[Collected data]
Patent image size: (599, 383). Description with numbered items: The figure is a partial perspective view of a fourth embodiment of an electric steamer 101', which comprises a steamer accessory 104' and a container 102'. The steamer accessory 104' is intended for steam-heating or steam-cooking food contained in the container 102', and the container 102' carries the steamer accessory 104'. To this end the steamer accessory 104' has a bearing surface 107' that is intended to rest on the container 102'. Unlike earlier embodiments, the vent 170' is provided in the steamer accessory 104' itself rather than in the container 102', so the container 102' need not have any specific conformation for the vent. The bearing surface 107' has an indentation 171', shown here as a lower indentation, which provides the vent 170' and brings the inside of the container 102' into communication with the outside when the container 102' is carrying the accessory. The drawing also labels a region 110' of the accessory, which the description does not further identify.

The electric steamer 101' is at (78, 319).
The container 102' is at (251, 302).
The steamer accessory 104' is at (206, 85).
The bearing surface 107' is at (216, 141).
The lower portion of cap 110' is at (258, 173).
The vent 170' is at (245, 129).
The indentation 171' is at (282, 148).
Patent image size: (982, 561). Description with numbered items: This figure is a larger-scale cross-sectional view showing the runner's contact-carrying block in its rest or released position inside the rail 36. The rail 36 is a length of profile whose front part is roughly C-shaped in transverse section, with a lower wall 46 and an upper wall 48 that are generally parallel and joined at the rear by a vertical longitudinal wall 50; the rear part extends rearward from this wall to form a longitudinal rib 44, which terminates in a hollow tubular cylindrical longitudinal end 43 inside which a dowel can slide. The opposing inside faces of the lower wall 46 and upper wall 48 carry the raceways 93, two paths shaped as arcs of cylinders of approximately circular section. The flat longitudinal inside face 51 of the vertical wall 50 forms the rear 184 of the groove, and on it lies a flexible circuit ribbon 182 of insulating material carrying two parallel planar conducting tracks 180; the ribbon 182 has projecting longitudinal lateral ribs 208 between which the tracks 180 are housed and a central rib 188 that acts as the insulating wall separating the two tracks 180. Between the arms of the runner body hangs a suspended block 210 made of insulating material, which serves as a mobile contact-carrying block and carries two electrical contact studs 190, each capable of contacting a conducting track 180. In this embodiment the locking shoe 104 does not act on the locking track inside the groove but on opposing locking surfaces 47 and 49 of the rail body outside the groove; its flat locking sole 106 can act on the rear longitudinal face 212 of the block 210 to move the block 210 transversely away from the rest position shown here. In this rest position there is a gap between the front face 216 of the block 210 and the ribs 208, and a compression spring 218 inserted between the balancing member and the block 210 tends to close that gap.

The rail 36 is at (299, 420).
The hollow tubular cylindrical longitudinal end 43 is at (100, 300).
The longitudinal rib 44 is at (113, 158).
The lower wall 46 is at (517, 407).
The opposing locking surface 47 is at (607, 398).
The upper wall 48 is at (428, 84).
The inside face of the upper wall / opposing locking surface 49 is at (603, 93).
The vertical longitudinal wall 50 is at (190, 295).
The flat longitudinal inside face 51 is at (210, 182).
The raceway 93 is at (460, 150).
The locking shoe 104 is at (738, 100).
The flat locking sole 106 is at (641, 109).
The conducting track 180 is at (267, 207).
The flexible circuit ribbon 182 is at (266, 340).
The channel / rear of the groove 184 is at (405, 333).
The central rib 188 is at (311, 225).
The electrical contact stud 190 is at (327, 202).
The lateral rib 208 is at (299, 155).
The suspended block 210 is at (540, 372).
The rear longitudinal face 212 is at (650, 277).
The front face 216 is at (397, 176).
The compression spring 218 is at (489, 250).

GIVEN TASK
Starting with the line that contains "Patent image size: (982, 561)." and going through the line that contains "The hollow tubular", rewrite those lines with "cross-sectional view" changed to "section view". Leave everything else as it is.

FULL ANSWER
Patent image size: (982, 561). Description with numbered items: This figure is a larger-scale section view showing the runner's contact-carrying block in its rest or released position inside the rail 36. The rail 36 is a length of profile whose front part is roughly C-shaped in transverse section, with a lower wall 46 and an upper wall 48 that are generally parallel and joined at the rear by a vertical longitudinal wall 50; the rear part extends rearward from this wall to form a longitudinal rib 44, which terminates in a hollow tubular cylindrical longitudinal end 43 inside which a dowel can slide. The opposing inside faces of the lower wall 46 and upper wall 48 carry the raceways 93, two paths shaped as arcs of cylinders of approximately circular section. The flat longitudinal inside face 51 of the vertical wall 50 forms the rear 184 of the groove, and on it lies a flexible circuit ribbon 182 of insulating material carrying two parallel planar conducting tracks 180; the ribbon 182 has projecting longitudinal lateral ribs 208 between which the tracks 180 are housed and a central rib 188 that acts as the insulating wall separating the two tracks 180. Between the arms of the runner body hangs a suspended block 210 made of insulating material, which serves as a mobile contact-carrying block and carries two electrical contact studs 190, each capable of contacting a conducting track 180. In this embodiment the locking shoe 104 does not act on the locking track inside the groove but on opposing locking surfaces 47 and 49 of the rail body outside the groove; its flat locking sole 106 can act on the rear longitudinal face 212 of the block 210 to move the block 210 transversely away from the rest position shown here. In this rest position there is a gap between the front face 216 of the block 210 and the ribs 208, and a compression spring 218 inserted between the balancing member and the block 210 tends to close that gap.

The rail 36 is at (299, 420).
The hollow tubular cylindrical longitudinal end 43 is at (100, 300).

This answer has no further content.